• **STATED GOAL**
Wherever a line holds the string "this", copy that line.
— START OF ENTRIES SUPPLIED —
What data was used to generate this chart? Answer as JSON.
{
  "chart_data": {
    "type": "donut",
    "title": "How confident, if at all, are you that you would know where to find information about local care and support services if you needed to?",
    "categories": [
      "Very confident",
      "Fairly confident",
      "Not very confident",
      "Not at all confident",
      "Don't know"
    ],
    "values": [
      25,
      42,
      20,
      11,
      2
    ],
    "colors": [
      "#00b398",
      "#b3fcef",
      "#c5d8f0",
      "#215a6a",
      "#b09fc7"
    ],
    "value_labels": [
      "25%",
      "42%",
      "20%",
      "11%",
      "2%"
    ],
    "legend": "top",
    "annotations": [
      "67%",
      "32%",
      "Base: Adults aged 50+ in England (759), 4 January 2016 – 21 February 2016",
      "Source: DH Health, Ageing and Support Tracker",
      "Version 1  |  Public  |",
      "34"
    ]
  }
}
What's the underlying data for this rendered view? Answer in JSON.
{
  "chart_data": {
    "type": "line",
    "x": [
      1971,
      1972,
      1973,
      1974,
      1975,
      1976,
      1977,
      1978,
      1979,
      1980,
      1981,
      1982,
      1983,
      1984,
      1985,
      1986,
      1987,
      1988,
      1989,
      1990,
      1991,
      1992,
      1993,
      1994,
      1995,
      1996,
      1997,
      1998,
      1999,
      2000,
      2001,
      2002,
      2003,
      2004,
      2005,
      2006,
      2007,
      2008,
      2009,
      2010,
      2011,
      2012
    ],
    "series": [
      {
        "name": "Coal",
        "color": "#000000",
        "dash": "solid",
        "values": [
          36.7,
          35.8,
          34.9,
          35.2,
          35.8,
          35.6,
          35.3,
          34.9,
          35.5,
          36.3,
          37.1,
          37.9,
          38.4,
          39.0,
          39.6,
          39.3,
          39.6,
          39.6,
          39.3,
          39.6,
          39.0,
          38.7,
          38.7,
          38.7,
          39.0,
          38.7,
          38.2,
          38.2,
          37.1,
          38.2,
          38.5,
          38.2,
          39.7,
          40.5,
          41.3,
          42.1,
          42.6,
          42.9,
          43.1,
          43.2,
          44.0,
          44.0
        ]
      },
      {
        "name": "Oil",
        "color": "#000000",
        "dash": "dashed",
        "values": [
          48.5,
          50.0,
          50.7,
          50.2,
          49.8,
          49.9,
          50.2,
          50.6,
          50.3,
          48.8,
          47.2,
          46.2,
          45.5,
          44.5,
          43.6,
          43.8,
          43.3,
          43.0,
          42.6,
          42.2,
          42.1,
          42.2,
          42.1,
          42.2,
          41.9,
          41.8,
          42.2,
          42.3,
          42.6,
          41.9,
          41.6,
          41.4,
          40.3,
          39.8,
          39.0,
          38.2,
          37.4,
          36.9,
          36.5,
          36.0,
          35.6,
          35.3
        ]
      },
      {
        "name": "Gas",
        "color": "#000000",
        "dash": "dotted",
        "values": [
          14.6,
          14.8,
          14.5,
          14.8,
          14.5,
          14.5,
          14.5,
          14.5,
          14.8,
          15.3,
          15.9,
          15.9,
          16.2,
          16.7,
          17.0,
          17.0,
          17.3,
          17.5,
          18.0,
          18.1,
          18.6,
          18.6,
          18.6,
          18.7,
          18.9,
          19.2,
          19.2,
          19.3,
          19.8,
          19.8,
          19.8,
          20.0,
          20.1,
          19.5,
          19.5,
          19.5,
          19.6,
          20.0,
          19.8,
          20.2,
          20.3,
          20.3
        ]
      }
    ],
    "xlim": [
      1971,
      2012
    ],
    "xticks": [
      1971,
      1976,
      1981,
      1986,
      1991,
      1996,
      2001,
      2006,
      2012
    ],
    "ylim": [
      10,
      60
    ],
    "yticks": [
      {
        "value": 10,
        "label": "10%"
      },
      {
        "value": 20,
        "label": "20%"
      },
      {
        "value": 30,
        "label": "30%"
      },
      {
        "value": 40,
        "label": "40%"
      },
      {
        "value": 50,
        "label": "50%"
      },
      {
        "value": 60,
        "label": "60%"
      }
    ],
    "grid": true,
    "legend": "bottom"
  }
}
— END OF ENTRIES SUPPLIED —
• **EXERCISE ANSWER**
What data was used to generate this chart? Answer as JSON.
What's the underlying data for this rendered view? Answer in JSON.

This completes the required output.